Copy out the stretch of entries from the line containing "filter-all[interactable]: Tất cả" through the line containing "close-icon[interactable] [1453,22,1483,52]", changing every "more-icon" to "options-icon" and leaving everything else as it is.

****

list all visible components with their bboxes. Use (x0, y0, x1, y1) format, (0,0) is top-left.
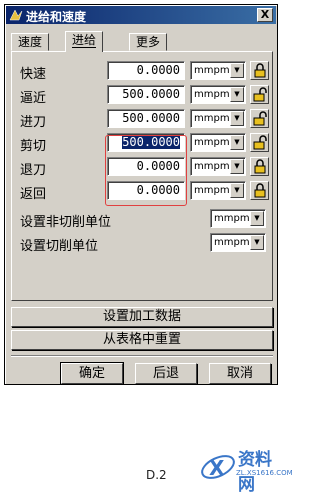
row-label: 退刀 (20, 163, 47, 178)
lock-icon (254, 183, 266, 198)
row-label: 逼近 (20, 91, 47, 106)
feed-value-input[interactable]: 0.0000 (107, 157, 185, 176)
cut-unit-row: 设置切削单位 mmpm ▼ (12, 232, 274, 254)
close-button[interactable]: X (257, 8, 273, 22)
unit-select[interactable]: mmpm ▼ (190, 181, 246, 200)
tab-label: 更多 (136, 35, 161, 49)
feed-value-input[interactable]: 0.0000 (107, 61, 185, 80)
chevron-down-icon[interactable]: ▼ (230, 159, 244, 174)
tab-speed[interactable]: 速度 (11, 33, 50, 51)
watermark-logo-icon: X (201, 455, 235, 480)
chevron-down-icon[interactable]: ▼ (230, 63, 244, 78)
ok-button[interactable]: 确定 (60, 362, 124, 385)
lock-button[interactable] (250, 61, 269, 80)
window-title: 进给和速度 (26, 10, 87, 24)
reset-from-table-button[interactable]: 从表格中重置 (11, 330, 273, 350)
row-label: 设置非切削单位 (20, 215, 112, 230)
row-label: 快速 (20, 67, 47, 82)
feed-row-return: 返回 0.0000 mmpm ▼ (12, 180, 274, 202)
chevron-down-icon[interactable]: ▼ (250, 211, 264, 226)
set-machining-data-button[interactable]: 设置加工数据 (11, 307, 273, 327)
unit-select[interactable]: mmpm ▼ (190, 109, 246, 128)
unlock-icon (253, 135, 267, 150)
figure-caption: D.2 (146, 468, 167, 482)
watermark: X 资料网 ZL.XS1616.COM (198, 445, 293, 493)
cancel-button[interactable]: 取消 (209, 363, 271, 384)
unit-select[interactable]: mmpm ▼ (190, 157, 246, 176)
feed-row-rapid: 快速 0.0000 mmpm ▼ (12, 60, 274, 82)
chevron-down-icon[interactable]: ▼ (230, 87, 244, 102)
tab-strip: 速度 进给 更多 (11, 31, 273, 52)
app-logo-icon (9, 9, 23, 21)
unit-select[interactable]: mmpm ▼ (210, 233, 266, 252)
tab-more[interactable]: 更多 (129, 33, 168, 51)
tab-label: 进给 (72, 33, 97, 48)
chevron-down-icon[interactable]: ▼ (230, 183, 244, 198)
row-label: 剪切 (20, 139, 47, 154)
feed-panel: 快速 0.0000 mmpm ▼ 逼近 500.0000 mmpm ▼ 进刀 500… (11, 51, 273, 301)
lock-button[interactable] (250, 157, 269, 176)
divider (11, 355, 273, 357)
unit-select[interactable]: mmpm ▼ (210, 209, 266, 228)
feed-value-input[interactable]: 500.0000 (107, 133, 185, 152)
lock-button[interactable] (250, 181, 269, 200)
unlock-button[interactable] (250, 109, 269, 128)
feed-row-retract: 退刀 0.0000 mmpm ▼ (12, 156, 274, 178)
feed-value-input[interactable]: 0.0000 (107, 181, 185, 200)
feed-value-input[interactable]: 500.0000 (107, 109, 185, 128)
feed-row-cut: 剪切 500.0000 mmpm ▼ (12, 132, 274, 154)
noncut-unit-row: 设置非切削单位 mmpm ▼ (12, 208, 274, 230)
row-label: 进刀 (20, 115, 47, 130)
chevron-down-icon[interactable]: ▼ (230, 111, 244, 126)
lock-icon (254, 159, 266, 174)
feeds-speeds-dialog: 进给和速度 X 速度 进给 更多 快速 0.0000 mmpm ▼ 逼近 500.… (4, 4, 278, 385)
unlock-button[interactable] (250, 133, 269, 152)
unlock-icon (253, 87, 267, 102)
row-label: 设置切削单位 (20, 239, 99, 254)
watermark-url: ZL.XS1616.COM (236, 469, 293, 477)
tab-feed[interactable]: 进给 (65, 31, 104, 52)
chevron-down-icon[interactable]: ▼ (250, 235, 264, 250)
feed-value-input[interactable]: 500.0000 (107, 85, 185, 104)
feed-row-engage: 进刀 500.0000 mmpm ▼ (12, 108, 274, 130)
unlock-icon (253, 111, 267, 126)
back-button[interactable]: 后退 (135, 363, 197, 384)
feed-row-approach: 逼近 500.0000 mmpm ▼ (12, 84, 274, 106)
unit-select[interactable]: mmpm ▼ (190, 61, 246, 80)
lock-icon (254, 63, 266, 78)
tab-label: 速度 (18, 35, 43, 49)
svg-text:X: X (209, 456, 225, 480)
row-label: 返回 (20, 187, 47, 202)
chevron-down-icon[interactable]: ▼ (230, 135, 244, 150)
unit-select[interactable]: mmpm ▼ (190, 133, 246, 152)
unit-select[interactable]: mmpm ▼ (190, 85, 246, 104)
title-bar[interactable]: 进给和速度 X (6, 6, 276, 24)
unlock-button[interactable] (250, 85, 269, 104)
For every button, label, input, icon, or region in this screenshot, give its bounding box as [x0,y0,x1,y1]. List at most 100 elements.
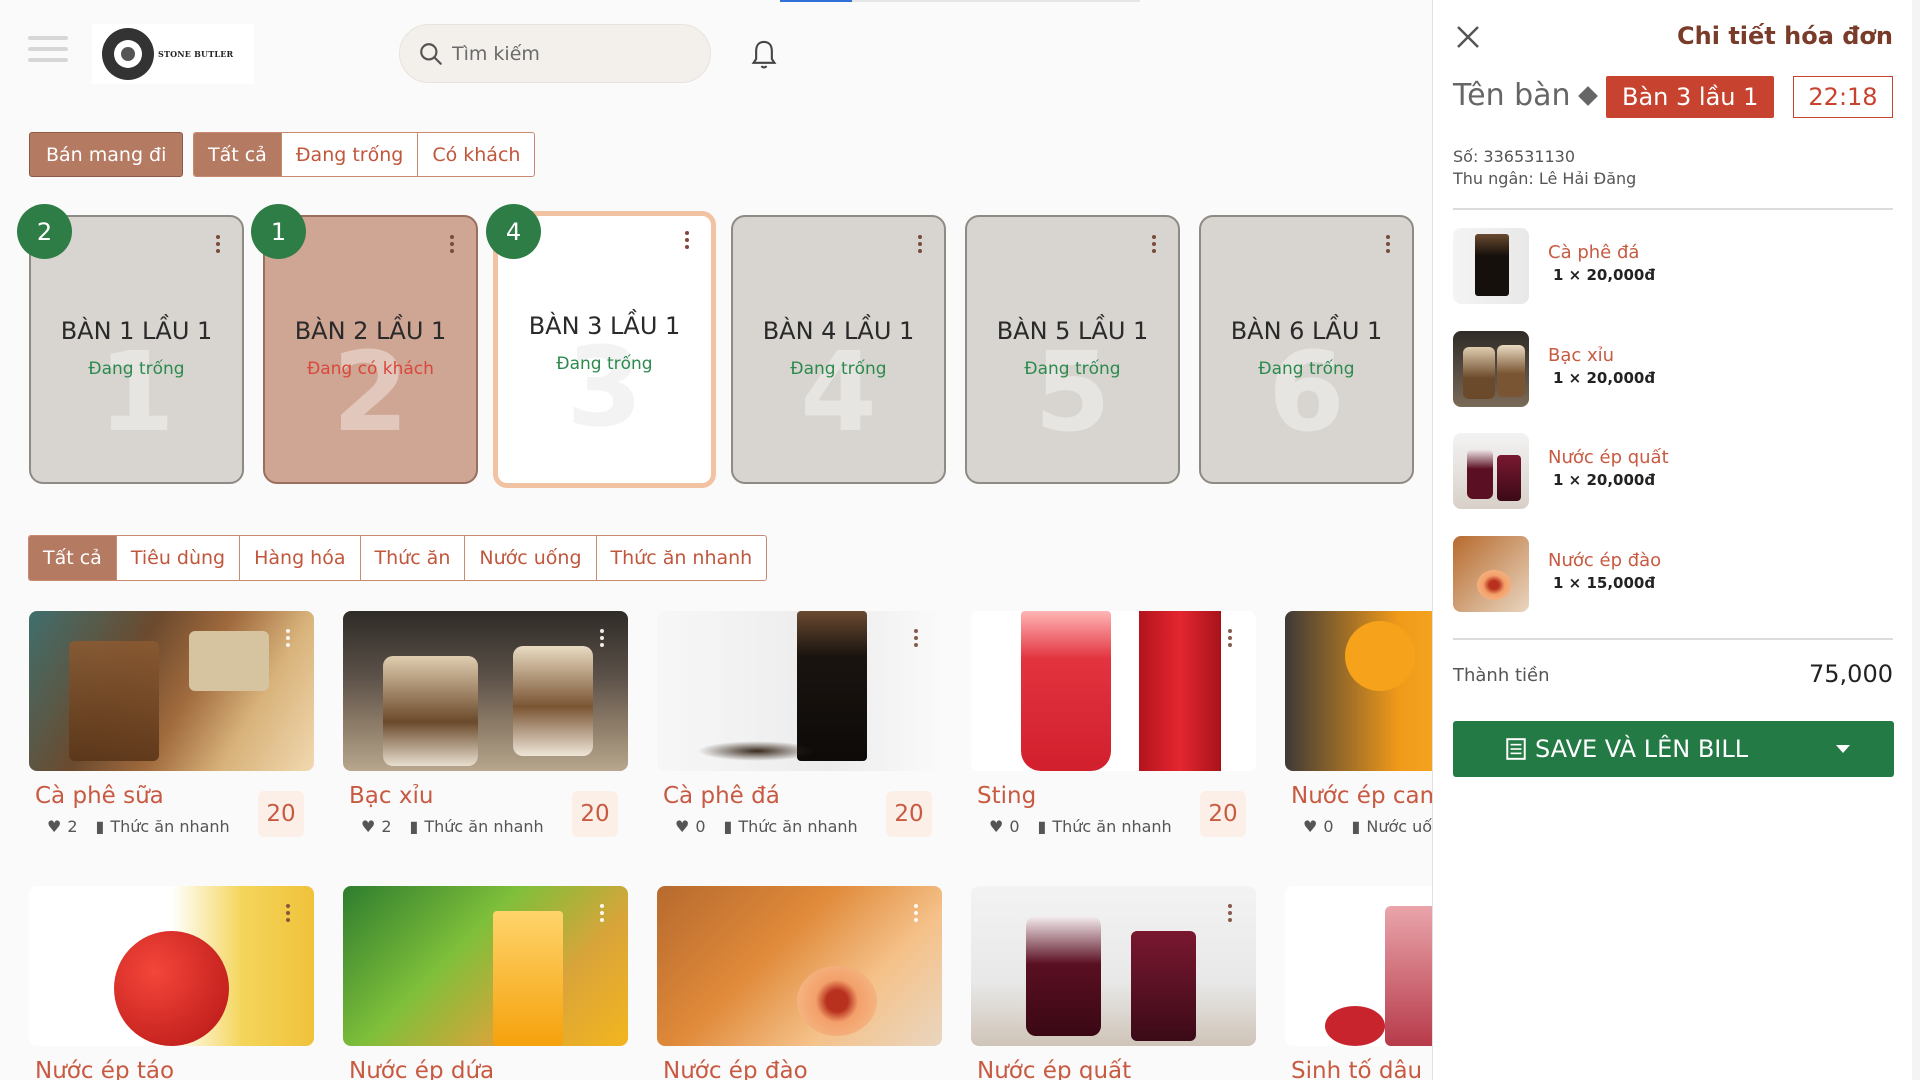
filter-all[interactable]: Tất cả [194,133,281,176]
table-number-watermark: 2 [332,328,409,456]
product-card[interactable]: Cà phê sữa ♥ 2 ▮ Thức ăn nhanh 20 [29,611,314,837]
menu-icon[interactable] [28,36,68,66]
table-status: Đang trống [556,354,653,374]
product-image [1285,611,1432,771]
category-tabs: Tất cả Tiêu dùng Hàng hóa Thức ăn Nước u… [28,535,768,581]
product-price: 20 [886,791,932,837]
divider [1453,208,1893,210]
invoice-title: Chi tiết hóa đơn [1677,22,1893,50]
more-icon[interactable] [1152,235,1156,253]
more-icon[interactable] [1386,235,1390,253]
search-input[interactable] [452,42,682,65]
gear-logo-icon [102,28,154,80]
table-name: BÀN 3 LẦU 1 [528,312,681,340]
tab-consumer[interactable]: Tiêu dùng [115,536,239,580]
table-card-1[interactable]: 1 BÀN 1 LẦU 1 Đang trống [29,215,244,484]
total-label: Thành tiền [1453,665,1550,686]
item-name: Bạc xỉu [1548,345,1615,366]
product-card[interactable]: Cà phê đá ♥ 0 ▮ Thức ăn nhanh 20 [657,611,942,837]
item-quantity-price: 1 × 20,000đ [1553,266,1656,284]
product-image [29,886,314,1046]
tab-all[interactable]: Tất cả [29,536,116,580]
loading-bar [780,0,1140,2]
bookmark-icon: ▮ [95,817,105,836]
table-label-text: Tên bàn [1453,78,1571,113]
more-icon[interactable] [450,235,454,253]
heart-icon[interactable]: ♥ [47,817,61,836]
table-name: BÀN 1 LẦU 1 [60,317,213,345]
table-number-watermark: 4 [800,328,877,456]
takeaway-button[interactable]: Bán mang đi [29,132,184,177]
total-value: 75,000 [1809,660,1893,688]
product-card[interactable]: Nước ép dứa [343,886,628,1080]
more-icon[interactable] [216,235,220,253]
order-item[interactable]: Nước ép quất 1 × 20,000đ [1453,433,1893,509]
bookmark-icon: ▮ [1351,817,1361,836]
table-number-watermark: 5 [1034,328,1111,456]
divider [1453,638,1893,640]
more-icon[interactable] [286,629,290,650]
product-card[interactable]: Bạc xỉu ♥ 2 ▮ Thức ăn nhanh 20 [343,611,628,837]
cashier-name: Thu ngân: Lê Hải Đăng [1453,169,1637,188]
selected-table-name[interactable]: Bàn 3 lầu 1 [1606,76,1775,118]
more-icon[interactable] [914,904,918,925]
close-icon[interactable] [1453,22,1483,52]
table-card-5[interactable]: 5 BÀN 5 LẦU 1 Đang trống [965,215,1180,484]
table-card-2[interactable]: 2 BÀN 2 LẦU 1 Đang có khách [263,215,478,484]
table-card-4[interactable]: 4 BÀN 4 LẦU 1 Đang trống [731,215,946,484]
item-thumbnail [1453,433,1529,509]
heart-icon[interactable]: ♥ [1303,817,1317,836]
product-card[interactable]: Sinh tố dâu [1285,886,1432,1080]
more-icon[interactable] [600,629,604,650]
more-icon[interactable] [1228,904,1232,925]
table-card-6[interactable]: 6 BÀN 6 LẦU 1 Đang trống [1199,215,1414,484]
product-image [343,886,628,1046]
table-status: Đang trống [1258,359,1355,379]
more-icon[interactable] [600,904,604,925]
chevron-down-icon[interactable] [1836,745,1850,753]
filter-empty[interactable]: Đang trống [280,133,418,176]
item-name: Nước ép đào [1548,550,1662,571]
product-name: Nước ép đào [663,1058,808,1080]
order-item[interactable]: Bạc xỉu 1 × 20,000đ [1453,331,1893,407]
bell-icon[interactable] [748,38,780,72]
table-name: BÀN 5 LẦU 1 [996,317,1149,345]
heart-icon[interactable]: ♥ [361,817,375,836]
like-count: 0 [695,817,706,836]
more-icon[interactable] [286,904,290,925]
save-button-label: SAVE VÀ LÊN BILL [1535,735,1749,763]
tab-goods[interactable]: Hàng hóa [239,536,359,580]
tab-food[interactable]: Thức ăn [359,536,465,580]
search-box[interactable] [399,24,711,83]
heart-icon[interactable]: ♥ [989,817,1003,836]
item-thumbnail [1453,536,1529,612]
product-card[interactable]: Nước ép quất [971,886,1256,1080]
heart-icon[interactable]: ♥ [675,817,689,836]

****

=== Task solution ===
filter-all[interactable]: Tất cả [194,133,281,176]
table-number-watermark: 2 [332,328,409,456]
product-card[interactable]: Cà phê sữa ♥ 2 ▮ Thức ăn nhanh 20 [29,611,314,837]
menu-icon[interactable] [28,36,68,66]
table-status: Đang trống [556,354,653,374]
product-image [1285,611,1432,771]
category-tabs: Tất cả Tiêu dùng Hàng hóa Thức ăn Nước u… [28,535,768,581]
product-price: 20 [886,791,932,837]
divider [1453,208,1893,210]
invoice-title: Chi tiết hóa đơn [1677,22,1893,50]
options-icon[interactable] [1152,235,1156,253]
options-icon[interactable] [1386,235,1390,253]
search-input[interactable] [452,42,682,65]
gear-logo-icon [102,28,154,80]
table-name: BÀN 3 LẦU 1 [528,312,681,340]
tab-consumer[interactable]: Tiêu dùng [115,536,239,580]
table-card-1[interactable]: 1 BÀN 1 LẦU 1 Đang trống [29,215,244,484]
total-label: Thành tiền [1453,665,1550,686]
item-name: Bạc xỉu [1548,345,1615,366]
product-card[interactable]: Cà phê đá ♥ 0 ▮ Thức ăn nhanh 20 [657,611,942,837]
item-quantity-price: 1 × 20,000đ [1553,266,1656,284]
product-image [29,886,314,1046]
tab-all[interactable]: Tất cả [29,536,116,580]
loading-bar [780,0,1140,2]
bookmark-icon: ▮ [95,817,105,836]
table-label-text: Tên bàn [1453,78,1571,113]
options-icon[interactable] [450,235,454,253]
heart-icon[interactable]: ♥ [47,817,61,836]
table-name: BÀN 1 LẦU 1 [60,317,213,345]
table-number-watermark: 4 [800,328,877,456]
takeaway-button[interactable]: Bán mang đi [29,132,184,177]
total-value: 75,000 [1809,660,1893,688]
product-card[interactable]: Nước ép dứa [343,886,628,1080]
options-icon[interactable] [216,235,220,253]
order-item[interactable]: Nước ép quất 1 × 20,000đ [1453,433,1893,509]
bookmark-icon: ▮ [1351,817,1361,836]
table-number-watermark: 5 [1034,328,1111,456]
divider [1453,638,1893,640]
options-icon[interactable] [286,629,290,650]
product-card[interactable]: Bạc xỉu ♥ 2 ▮ Thức ăn nhanh 20 [343,611,628,837]
cashier-name: Thu ngân: Lê Hải Đăng [1453,169,1637,188]
selected-table-name[interactable]: Bàn 3 lầu 1 [1606,76,1775,118]
options-icon[interactable] [914,904,918,925]
close-icon[interactable] [1453,22,1483,52]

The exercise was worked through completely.